-- BEGIN Data shown --

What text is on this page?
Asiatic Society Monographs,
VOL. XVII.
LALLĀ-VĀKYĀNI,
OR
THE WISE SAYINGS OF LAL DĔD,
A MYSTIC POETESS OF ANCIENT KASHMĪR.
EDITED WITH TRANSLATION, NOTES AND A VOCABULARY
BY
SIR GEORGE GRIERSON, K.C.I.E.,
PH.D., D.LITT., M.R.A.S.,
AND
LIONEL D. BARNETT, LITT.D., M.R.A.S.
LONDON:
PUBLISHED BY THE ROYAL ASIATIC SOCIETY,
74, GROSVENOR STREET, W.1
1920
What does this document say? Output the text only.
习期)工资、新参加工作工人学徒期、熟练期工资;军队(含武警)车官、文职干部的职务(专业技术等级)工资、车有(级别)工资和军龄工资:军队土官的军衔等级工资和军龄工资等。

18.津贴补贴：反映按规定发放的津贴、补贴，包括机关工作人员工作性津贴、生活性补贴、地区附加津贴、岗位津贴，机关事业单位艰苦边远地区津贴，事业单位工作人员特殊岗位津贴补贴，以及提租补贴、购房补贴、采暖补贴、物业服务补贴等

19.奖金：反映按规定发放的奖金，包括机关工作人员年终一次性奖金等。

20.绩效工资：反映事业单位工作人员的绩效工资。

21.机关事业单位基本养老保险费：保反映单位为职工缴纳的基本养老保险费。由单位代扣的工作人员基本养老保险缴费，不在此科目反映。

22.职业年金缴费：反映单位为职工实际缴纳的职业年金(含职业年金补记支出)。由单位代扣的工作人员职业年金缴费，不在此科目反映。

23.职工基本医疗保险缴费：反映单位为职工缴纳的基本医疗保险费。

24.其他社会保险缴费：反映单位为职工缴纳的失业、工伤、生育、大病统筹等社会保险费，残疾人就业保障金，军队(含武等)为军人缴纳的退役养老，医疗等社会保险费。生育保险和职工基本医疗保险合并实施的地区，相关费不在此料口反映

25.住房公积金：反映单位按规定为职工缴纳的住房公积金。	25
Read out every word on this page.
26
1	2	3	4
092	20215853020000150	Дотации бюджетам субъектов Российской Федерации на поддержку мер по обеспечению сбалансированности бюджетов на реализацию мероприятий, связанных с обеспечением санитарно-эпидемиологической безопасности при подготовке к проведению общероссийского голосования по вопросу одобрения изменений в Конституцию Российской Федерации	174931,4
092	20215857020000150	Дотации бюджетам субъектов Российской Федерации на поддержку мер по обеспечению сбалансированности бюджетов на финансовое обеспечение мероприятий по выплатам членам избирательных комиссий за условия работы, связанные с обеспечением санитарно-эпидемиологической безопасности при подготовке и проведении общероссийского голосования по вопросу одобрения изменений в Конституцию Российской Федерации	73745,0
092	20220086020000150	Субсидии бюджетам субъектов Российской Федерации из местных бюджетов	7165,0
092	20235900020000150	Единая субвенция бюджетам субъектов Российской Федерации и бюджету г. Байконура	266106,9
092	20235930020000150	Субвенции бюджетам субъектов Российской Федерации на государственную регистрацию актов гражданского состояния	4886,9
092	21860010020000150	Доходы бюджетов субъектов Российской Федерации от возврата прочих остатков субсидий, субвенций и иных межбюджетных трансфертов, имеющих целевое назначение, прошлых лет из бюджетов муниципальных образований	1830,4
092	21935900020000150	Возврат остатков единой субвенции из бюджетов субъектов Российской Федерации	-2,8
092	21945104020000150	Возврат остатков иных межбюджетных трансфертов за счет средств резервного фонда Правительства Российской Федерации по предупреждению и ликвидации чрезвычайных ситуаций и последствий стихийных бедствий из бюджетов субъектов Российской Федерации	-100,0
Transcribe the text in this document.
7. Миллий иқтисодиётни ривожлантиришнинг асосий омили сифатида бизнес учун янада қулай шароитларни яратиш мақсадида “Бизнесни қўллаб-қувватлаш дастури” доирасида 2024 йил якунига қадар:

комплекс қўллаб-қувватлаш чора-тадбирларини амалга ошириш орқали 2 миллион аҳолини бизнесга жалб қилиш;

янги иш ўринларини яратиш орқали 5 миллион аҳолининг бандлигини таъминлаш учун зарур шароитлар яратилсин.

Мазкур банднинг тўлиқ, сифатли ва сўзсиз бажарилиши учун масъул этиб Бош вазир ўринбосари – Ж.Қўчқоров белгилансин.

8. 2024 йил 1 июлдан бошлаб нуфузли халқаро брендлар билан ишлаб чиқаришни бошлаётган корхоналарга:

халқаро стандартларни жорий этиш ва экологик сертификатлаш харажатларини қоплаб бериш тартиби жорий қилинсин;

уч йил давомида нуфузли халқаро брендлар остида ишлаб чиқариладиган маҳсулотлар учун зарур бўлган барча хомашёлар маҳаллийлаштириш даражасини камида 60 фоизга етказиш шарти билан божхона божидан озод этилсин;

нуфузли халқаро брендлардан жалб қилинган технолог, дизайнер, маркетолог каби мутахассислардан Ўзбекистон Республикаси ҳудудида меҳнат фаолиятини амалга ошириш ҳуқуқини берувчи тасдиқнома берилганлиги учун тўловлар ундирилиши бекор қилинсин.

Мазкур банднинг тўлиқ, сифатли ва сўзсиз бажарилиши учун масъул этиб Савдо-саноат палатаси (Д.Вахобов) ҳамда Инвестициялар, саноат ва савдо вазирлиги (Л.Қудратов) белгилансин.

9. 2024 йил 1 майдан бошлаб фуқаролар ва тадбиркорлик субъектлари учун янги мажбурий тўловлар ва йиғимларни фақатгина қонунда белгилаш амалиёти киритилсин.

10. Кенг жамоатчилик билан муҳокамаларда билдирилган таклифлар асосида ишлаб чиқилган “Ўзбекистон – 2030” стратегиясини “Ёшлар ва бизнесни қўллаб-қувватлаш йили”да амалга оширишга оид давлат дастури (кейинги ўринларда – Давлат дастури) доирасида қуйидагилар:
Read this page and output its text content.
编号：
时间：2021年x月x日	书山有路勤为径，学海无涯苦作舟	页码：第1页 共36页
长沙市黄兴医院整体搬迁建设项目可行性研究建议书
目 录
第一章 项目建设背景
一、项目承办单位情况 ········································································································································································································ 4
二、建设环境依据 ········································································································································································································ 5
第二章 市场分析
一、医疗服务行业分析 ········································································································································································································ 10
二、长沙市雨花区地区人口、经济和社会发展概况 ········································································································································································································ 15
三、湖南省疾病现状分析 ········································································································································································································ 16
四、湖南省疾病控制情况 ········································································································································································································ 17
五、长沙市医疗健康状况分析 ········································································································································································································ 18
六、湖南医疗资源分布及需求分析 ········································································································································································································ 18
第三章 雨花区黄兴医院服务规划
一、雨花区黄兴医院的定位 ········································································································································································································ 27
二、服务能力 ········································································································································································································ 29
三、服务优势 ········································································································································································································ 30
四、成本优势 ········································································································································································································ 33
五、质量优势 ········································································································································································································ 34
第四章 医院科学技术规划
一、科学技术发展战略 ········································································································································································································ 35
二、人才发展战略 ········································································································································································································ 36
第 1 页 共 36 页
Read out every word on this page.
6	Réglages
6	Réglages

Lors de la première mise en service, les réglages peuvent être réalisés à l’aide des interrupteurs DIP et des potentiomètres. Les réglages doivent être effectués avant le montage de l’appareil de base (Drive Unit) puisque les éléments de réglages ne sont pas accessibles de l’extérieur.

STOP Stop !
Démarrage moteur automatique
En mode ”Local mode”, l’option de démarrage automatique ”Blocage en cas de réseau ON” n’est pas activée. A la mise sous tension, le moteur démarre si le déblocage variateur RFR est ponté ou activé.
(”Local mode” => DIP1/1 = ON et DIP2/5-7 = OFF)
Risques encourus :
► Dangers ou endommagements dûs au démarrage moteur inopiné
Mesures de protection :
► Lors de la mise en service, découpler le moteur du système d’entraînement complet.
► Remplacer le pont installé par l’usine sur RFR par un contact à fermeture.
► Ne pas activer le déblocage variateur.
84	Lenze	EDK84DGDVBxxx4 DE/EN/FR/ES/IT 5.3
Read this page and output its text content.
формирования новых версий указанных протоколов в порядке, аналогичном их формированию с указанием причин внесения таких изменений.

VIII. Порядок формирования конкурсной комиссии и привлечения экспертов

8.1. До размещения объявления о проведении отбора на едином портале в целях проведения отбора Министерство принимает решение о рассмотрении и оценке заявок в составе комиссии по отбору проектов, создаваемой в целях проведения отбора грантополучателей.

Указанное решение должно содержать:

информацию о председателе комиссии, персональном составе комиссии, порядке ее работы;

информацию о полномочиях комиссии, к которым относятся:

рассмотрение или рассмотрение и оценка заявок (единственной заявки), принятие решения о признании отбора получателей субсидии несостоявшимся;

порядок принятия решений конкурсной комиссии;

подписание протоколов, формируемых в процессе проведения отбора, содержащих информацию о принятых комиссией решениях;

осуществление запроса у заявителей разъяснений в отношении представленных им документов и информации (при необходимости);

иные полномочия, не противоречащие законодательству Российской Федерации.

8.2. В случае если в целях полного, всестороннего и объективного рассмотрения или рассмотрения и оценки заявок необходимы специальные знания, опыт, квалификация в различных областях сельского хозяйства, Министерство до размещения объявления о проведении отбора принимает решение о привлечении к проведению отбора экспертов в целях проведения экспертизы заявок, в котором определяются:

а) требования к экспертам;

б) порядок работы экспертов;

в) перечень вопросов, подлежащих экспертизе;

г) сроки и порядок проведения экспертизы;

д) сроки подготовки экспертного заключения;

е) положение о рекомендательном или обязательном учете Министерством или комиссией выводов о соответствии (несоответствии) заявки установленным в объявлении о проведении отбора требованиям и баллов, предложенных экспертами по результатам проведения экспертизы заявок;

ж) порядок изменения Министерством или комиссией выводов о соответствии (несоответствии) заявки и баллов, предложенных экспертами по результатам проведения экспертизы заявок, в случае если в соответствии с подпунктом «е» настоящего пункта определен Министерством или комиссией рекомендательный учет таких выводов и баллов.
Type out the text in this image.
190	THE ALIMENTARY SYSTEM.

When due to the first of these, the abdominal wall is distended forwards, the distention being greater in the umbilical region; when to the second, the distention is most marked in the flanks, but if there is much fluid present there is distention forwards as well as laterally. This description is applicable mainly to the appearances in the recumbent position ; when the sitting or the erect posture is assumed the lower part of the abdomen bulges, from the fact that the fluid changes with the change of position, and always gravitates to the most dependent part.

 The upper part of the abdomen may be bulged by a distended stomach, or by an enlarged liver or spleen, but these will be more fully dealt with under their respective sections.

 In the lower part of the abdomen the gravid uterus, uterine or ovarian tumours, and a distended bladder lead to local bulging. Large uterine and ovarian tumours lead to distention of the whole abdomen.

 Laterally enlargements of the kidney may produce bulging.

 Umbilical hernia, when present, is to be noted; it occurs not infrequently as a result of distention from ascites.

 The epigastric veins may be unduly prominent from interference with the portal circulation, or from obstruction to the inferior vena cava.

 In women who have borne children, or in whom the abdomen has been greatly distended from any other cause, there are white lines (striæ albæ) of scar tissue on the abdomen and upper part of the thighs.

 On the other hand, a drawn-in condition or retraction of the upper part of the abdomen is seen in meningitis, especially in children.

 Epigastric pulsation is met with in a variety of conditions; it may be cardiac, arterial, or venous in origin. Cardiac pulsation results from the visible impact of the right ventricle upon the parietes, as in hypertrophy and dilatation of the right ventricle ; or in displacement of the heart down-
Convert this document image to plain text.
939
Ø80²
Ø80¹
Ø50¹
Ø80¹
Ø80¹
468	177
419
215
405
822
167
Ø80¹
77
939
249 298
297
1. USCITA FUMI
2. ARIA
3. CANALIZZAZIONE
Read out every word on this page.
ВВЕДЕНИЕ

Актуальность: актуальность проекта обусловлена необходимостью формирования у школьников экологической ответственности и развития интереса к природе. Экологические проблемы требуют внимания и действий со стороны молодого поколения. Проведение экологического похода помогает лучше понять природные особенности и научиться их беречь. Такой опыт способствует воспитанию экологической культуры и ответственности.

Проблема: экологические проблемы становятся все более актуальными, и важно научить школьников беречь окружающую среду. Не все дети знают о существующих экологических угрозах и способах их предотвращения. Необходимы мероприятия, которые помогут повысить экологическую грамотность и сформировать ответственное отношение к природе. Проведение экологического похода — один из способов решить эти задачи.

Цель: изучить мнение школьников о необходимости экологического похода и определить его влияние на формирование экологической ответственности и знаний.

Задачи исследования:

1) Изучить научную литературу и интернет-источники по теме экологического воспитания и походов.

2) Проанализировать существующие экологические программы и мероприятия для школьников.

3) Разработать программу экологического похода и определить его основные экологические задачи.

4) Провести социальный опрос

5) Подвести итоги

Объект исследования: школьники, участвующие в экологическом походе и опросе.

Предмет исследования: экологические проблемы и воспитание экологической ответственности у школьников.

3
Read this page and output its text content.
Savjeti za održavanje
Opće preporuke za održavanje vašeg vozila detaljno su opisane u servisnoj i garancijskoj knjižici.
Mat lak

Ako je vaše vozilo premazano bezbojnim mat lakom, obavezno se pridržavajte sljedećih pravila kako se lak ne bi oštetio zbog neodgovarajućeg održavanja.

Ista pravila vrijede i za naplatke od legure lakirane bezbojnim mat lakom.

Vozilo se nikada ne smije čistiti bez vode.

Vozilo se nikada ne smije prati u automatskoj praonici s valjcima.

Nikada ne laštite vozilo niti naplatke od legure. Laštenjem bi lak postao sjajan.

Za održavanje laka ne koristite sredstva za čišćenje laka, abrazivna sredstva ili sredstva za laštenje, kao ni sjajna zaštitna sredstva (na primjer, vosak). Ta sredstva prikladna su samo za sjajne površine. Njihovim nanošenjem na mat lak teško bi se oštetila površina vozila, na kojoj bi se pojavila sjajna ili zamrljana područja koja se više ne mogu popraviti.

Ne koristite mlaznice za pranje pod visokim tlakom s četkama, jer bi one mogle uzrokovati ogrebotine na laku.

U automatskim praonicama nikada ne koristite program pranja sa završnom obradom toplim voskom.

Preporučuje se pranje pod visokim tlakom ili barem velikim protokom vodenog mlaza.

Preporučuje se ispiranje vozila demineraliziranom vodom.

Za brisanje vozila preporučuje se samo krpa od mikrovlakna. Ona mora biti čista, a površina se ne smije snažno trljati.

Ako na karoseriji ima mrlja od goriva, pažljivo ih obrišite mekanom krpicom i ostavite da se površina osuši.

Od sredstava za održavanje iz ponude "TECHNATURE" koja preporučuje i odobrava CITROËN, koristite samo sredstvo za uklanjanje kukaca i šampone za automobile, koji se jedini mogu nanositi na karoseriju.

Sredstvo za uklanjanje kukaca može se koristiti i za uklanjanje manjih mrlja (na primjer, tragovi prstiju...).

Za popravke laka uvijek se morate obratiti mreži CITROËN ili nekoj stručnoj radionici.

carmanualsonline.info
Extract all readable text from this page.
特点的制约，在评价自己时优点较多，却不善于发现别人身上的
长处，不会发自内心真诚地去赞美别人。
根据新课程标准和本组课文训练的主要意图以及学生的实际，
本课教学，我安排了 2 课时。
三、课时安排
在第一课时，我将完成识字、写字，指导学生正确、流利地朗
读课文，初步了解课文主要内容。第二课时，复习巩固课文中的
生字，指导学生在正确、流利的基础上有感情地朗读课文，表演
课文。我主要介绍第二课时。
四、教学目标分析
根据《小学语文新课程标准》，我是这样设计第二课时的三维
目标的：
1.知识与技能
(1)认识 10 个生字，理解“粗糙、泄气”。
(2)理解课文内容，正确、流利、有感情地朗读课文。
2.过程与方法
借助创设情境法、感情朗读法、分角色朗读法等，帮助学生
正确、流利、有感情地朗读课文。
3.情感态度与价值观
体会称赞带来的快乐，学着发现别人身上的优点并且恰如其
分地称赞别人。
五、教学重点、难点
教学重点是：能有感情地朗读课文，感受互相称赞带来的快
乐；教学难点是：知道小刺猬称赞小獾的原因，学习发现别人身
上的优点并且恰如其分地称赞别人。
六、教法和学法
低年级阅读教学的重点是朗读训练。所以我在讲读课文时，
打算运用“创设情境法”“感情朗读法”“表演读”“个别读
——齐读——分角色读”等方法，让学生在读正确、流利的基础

-- END Data shown --

Track down the lines that include the word "таких" and copy them.

# [Response to this exercise]
формирования новых версий указанных протоколов в порядке, аналогичном их формированию с указанием причин внесения таких изменений.
ж) порядок изменения Министерством или комиссией выводов о соответствии (несоответствии) заявки и баллов, предложенных экспертами по результатам проведения экспертизы заявок, в случае если в соответствии с подпунктом «е» настоящего пункта определен Министерством или комиссией рекомендательный учет таких выводов и баллов.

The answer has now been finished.